Given task:
Please turn the material below into a numbered list. Begin at the line that contains "y-tick-label: 0 [208,1101,227,1137]", stop after the line that contains "plot-area [243,1581,504,1741]", and leave out any blank lines.

Information given:
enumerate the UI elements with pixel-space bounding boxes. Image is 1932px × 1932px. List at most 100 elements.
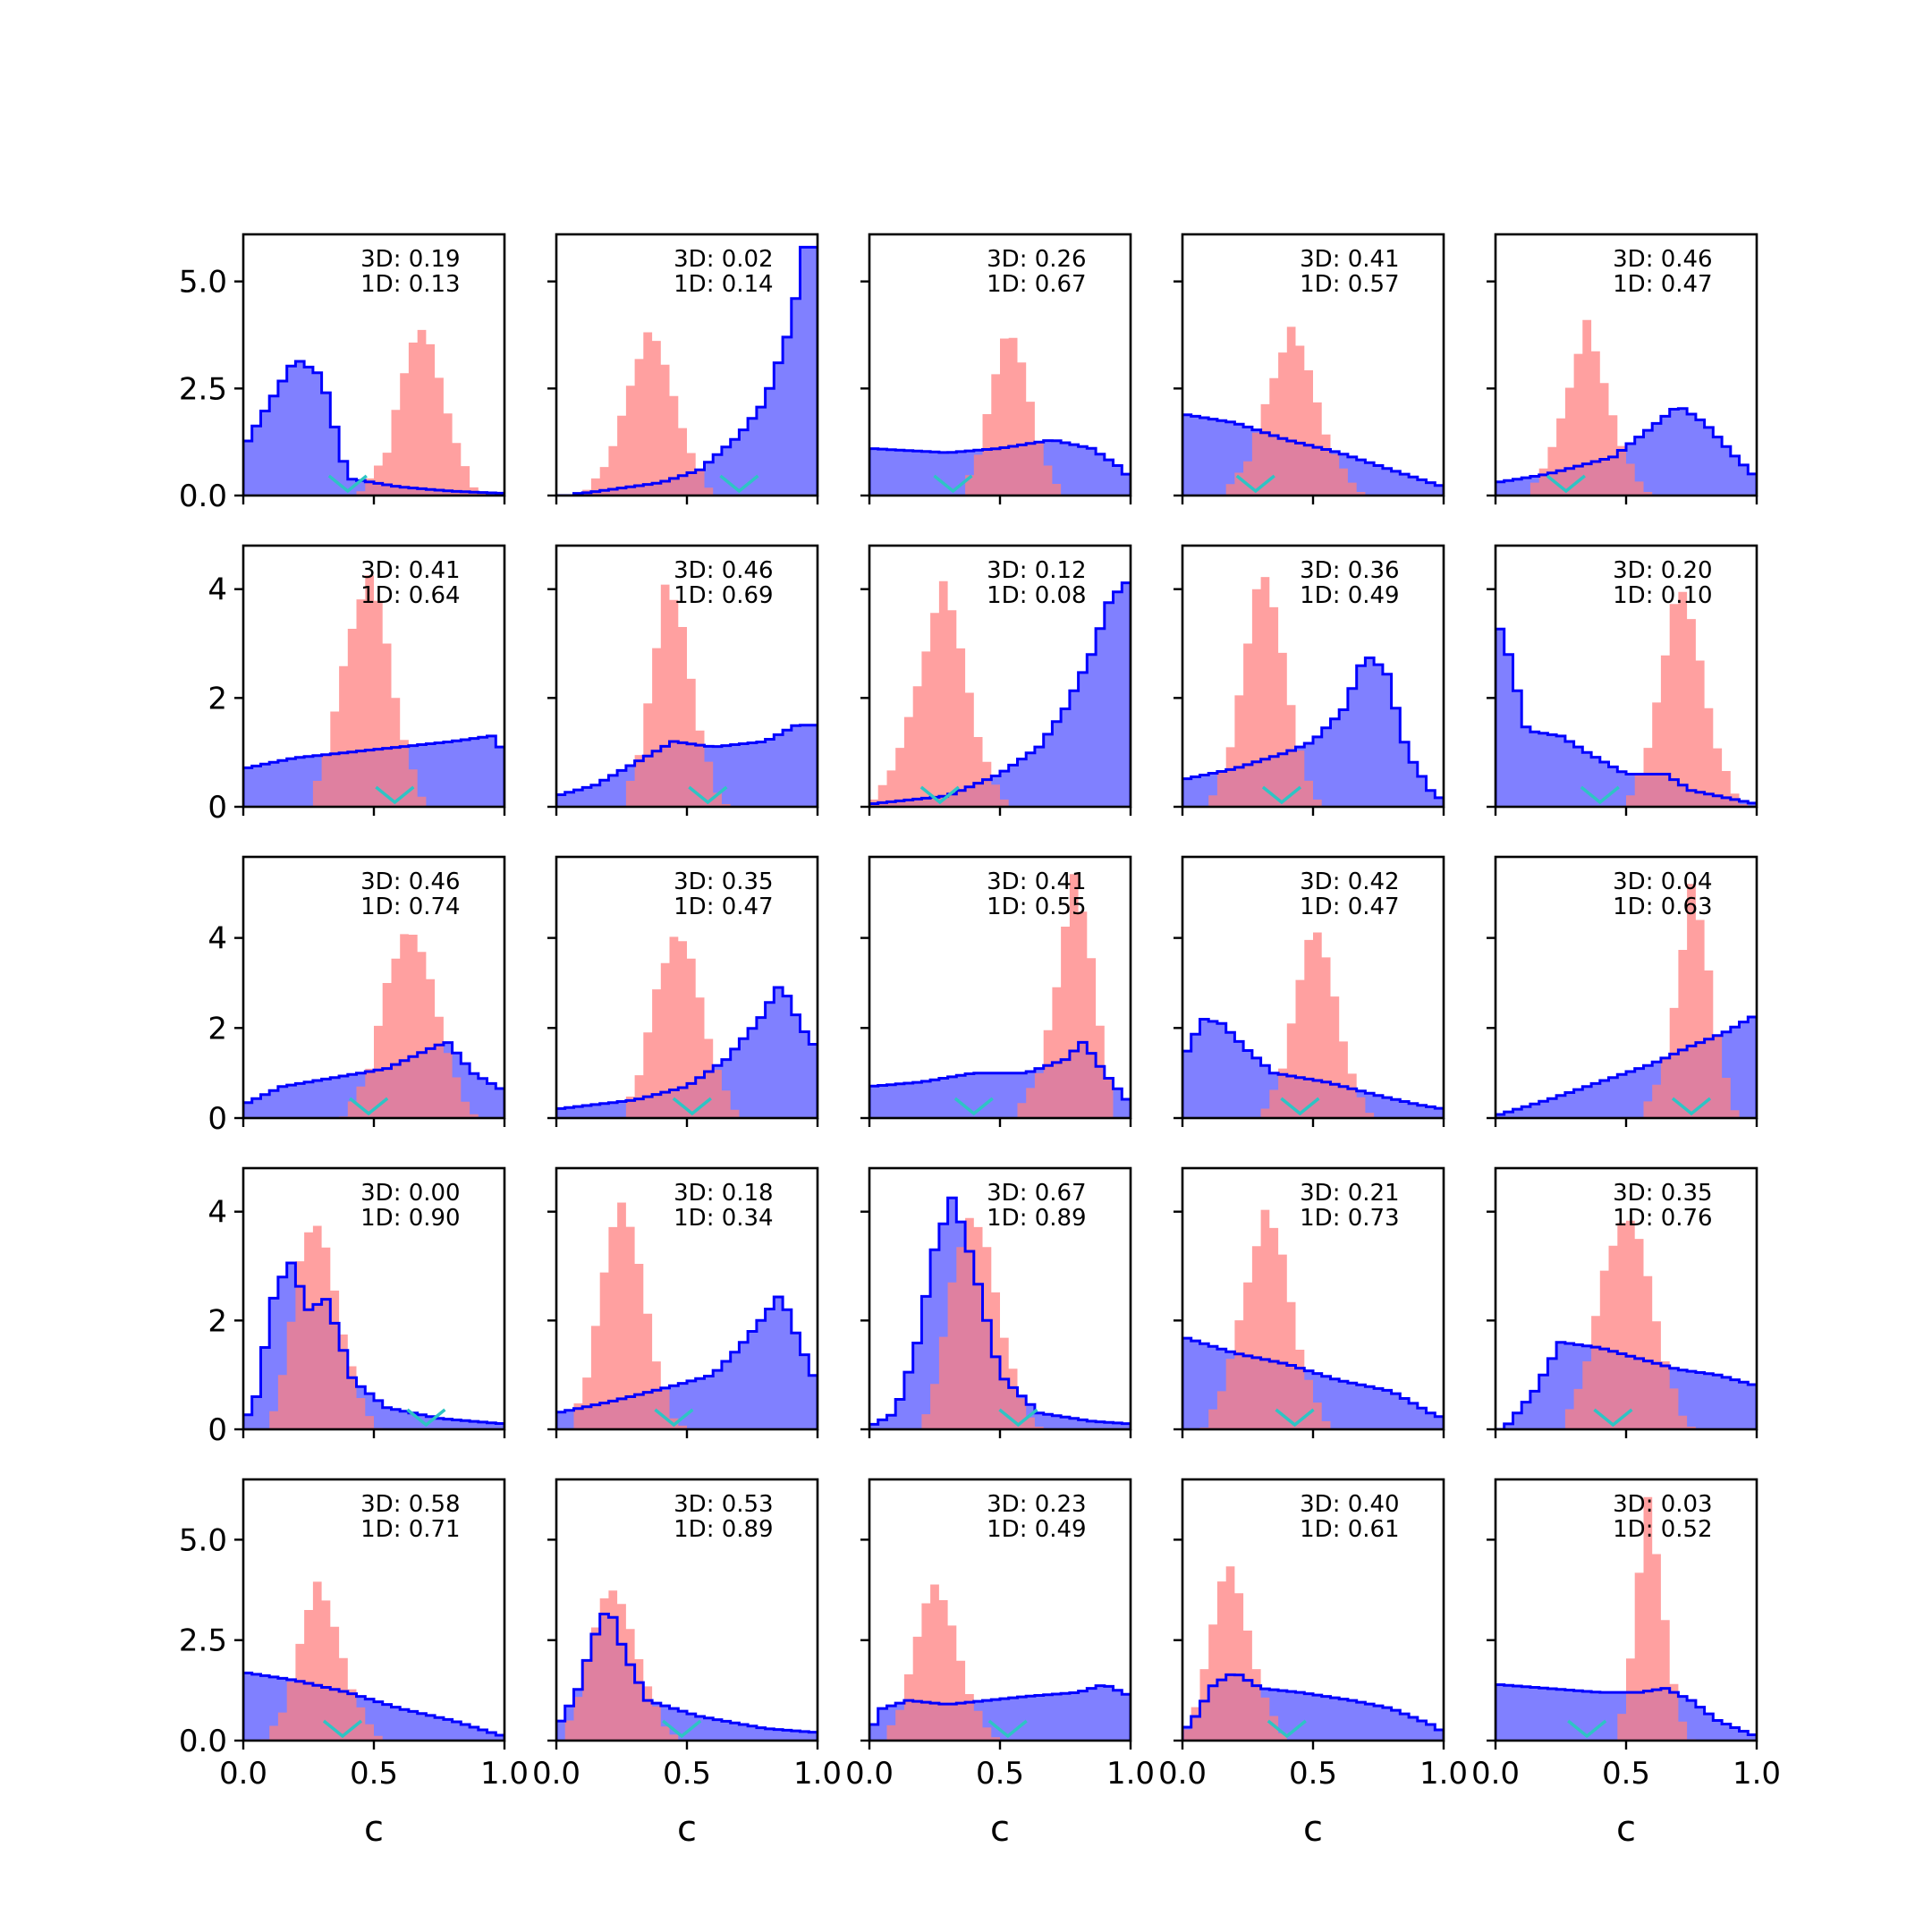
y-tick-label: 0 [208,1101,227,1137]
score-3d-label: 3D: 0.58 [360,1491,460,1518]
plot-area [556,936,818,1118]
score-1d-label: 1D: 0.61 [1300,1516,1399,1543]
hist-1d-bars [243,575,504,807]
x-tick-label: 0.0 [1158,1756,1207,1792]
hist-3d-outline [243,360,504,496]
hist-1d-bars [869,337,1131,496]
x-axis-label: c [1303,1809,1323,1850]
plot-area [1182,1209,1444,1429]
y-tick-label: 0.0 [179,1724,227,1759]
score-3d-label: 3D: 0.53 [674,1491,773,1518]
score-3d-label: 3D: 0.21 [1300,1180,1399,1207]
hist-1d-bars [556,332,818,496]
x-tick-label: 0.0 [1471,1756,1520,1792]
y-tick-label: 4 [208,572,227,608]
score-1d-label: 1D: 0.64 [360,582,460,609]
hist-3d-outline [243,1671,504,1741]
plot-area [243,934,504,1118]
score-3d-label: 3D: 0.35 [674,869,773,895]
x-tick-label: 0.5 [1289,1756,1337,1792]
marker-icon [1671,1097,1712,1116]
x-tick-label: 1.0 [1733,1756,1781,1792]
x-axis-label: c [364,1809,384,1850]
hist-3d-outline [1182,1673,1444,1741]
x-tick-label: 0.5 [663,1756,711,1792]
marker-icon [672,1097,712,1116]
hist-3d-fill [556,987,818,1118]
y-tick-label: 0.0 [179,479,227,514]
marker-icon [987,1719,1028,1739]
hist-1d-bars [869,580,1131,807]
score-1d-label: 1D: 0.47 [1300,894,1399,920]
plot-area [243,1581,504,1741]
y-tick-label: 2 [208,1303,227,1339]
hist-3d-fill [556,247,818,496]
marker-icon [654,1408,694,1428]
hist-1d-bars [869,1584,1131,1741]
score-3d-label: 3D: 0.18 [674,1180,773,1207]
score-1d-label: 1D: 0.13 [360,271,460,298]
score-3d-label: 3D: 0.00 [360,1180,460,1207]
y-tick-label: 4 [208,921,227,957]
x-tick-label: 1.0 [480,1756,529,1792]
x-tick-label: 0.0 [219,1756,267,1792]
marker-icon [1235,474,1275,494]
hist-3d-outline [556,245,818,496]
hist-3d-outline [1496,1341,1757,1429]
hist-3d-fill [1182,1019,1444,1118]
hist-3d-fill [1496,629,1757,807]
hist-3d-outline [1496,407,1757,496]
hist-3d-outline [556,724,818,807]
hist-3d-outline [243,734,504,807]
score-3d-label: 3D: 0.20 [1613,557,1712,584]
score-1d-label: 1D: 0.08 [987,582,1086,609]
score-1d-label: 1D: 0.55 [987,894,1086,920]
hist-3d-outline [869,1040,1131,1118]
y-tick-label: 5.0 [179,1522,227,1558]
plot-area [1496,591,1757,807]
score-1d-label: 1D: 0.10 [1613,582,1712,609]
score-3d-label: 3D: 0.40 [1300,1491,1399,1518]
x-tick-label: 1.0 [793,1756,842,1792]
score-3d-label: 3D: 0.26 [987,246,1086,273]
plot-area [869,1196,1131,1429]
x-tick-label: 0.0 [532,1756,580,1792]
plot-area [556,584,818,807]
plot-area [556,245,818,496]
score-3d-label: 3D: 0.35 [1613,1180,1712,1207]
plot-area [1496,319,1757,496]
marker-icon [375,785,415,805]
score-1d-label: 1D: 0.34 [674,1205,773,1232]
hist-3d-outline [243,1041,504,1118]
y-tick-label: 0 [208,790,227,826]
hist-1d-bars [556,936,818,1118]
score-3d-label: 3D: 0.03 [1613,1491,1712,1518]
score-3d-label: 3D: 0.41 [987,869,1086,895]
score-3d-label: 3D: 0.19 [360,246,460,273]
marker-icon [349,1097,389,1116]
score-3d-label: 3D: 0.04 [1613,869,1712,895]
score-3d-label: 3D: 0.46 [674,557,773,584]
x-tick-label: 0.0 [845,1756,894,1792]
hist-3d-fill [869,582,1131,807]
y-tick-label: 0 [208,1412,227,1448]
x-tick-label: 0.5 [1602,1756,1650,1792]
marker-icon [1275,1408,1315,1428]
score-3d-label: 3D: 0.02 [674,246,773,273]
hist-1d-bars [1182,1566,1444,1741]
score-1d-label: 1D: 0.76 [1613,1205,1712,1232]
score-1d-label: 1D: 0.52 [1613,1516,1712,1543]
x-tick-label: 0.5 [976,1756,1024,1792]
marker-icon [1546,474,1586,494]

Expected answer:
1. y-tick-label: 0 [208,1101,227,1137]
2. score-3d-label: 3D: 0.58 [360,1491,460,1518]
3. plot-area [556,936,818,1118]
4. score-1d-label: 1D: 0.61 [1300,1516,1399,1543]
5. hist-1d-bars [243,575,504,807]
6. x-tick-label: 0.0 [1158,1756,1207,1792]
7. hist-3d-outline [243,360,504,496]
8. hist-1d-bars [869,337,1131,496]
9. x-axis-label: c [1303,1809,1323,1850]
10. plot-area [1182,1209,1444,1429]
11. y-tick-label: 0.0 [179,1724,227,1759]
12. score-3d-label: 3D: 0.53 [674,1491,773,1518]
13. score-3d-label: 3D: 0.21 [1300,1180,1399,1207]
14. hist-1d-bars [556,332,818,496]
15. x-tick-label: 0.0 [1471,1756,1520,1792]
16. y-tick-label: 4 [208,572,227,608]
17. score-1d-label: 1D: 0.64 [360,582,460,609]
18. hist-3d-outline [243,1671,504,1741]
19. plot-area [243,934,504,1118]
20. score-3d-label: 3D: 0.35 [674,869,773,895]
21. x-tick-label: 0.5 [1289,1756,1337,1792]
22. marker-icon [1671,1097,1712,1116]
23. x-tick-label: 1.0 [1733,1756,1781,1792]
24. x-axis-label: c [364,1809,384,1850]
25. hist-3d-outline [1182,1673,1444,1741]
26. x-tick-label: 0.5 [663,1756,711,1792]
27. marker-icon [672,1097,712,1116]
28. hist-3d-fill [556,987,818,1118]
29. y-tick-label: 0.0 [179,479,227,514]
30. marker-icon [987,1719,1028,1739]
31. hist-1d-bars [869,580,1131,807]
32. score-1d-label: 1D: 0.47 [1300,894,1399,920]
33. plot-area [243,1581,504,1741]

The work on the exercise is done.